- Supplied material -
• • • •

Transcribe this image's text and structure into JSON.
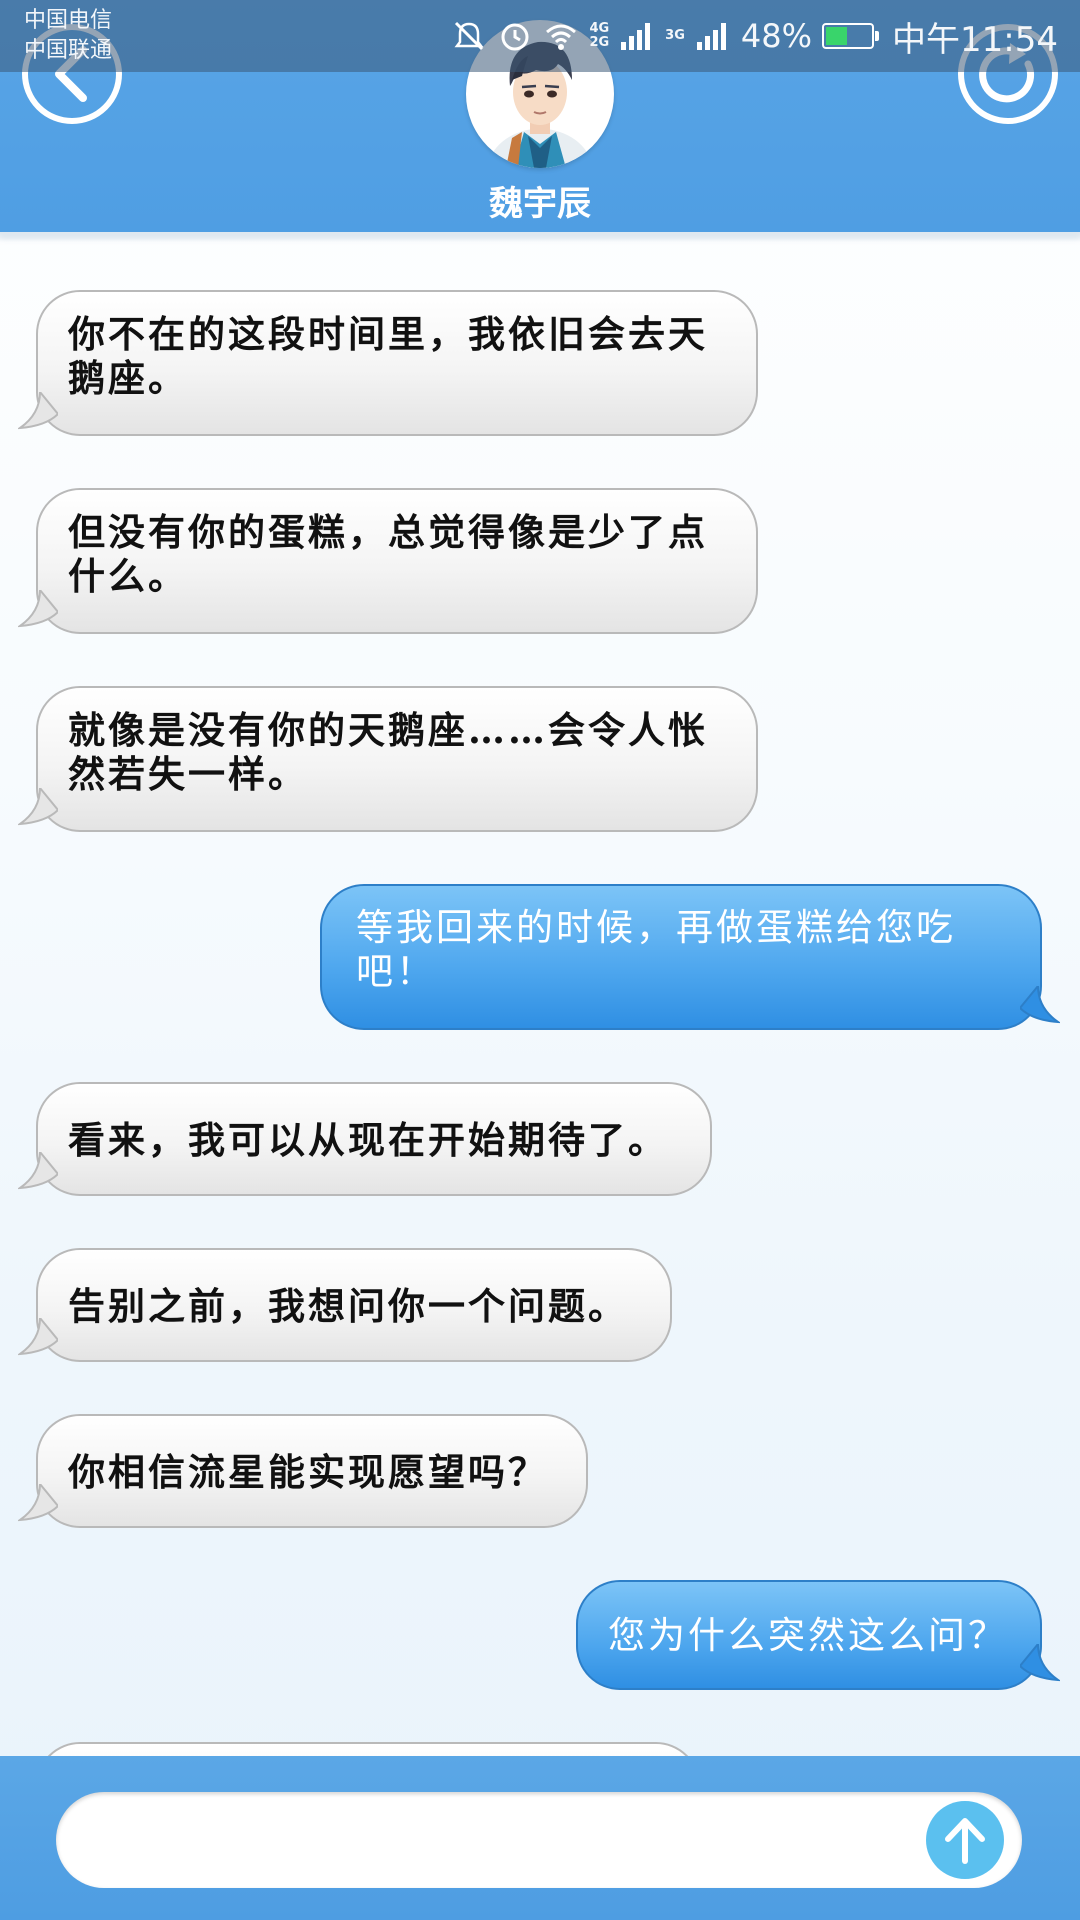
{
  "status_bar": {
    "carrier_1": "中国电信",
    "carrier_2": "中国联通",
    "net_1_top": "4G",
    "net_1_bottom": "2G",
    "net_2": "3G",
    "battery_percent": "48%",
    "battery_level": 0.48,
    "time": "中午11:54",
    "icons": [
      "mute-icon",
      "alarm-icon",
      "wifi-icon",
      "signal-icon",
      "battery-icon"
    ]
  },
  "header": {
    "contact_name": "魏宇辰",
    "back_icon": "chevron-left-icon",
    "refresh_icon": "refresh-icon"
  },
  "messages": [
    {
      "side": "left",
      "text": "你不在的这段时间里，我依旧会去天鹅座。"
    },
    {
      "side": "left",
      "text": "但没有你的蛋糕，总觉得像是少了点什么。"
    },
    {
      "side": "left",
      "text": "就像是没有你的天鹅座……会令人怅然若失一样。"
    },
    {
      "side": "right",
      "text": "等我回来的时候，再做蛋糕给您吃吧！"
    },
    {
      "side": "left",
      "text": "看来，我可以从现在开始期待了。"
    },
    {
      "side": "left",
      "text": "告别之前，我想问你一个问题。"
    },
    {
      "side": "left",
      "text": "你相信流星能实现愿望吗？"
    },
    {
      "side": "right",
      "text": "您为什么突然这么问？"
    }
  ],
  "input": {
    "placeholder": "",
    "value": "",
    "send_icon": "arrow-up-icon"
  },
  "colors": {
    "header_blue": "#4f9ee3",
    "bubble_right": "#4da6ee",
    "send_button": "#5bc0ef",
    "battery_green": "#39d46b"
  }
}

• • • •

- What to work on -
Make an exact reproduction of the listing above, without any pictures.

- Completed task -
Transcribe this image's text and structure into JSON.
{
  "status_bar": {
    "carrier_1": "中国电信",
    "carrier_2": "中国联通",
    "net_1_top": "4G",
    "net_1_bottom": "2G",
    "net_2": "3G",
    "battery_percent": "48%",
    "battery_level": 0.48,
    "time": "中午11:54",
    "icons": [
      "mute-icon",
      "alarm-icon",
      "wifi-icon",
      "signal-icon",
      "battery-icon"
    ]
  },
  "header": {
    "contact_name": "魏宇辰",
    "back_icon": "chevron-left-icon",
    "refresh_icon": "refresh-icon"
  },
  "messages": [
    {
      "side": "left",
      "text": "你不在的这段时间里，我依旧会去天鹅座。"
    },
    {
      "side": "left",
      "text": "但没有你的蛋糕，总觉得像是少了点什么。"
    },
    {
      "side": "left",
      "text": "就像是没有你的天鹅座……会令人怅然若失一样。"
    },
    {
      "side": "right",
      "text": "等我回来的时候，再做蛋糕给您吃吧！"
    },
    {
      "side": "left",
      "text": "看来，我可以从现在开始期待了。"
    },
    {
      "side": "left",
      "text": "告别之前，我想问你一个问题。"
    },
    {
      "side": "left",
      "text": "你相信流星能实现愿望吗？"
    },
    {
      "side": "right",
      "text": "您为什么突然这么问？"
    }
  ],
  "input": {
    "placeholder": "",
    "value": "",
    "send_icon": "arrow-up-icon"
  },
  "colors": {
    "header_blue": "#4f9ee3",
    "bubble_right": "#4da6ee",
    "send_button": "#5bc0ef",
    "battery_green": "#39d46b"
  }
}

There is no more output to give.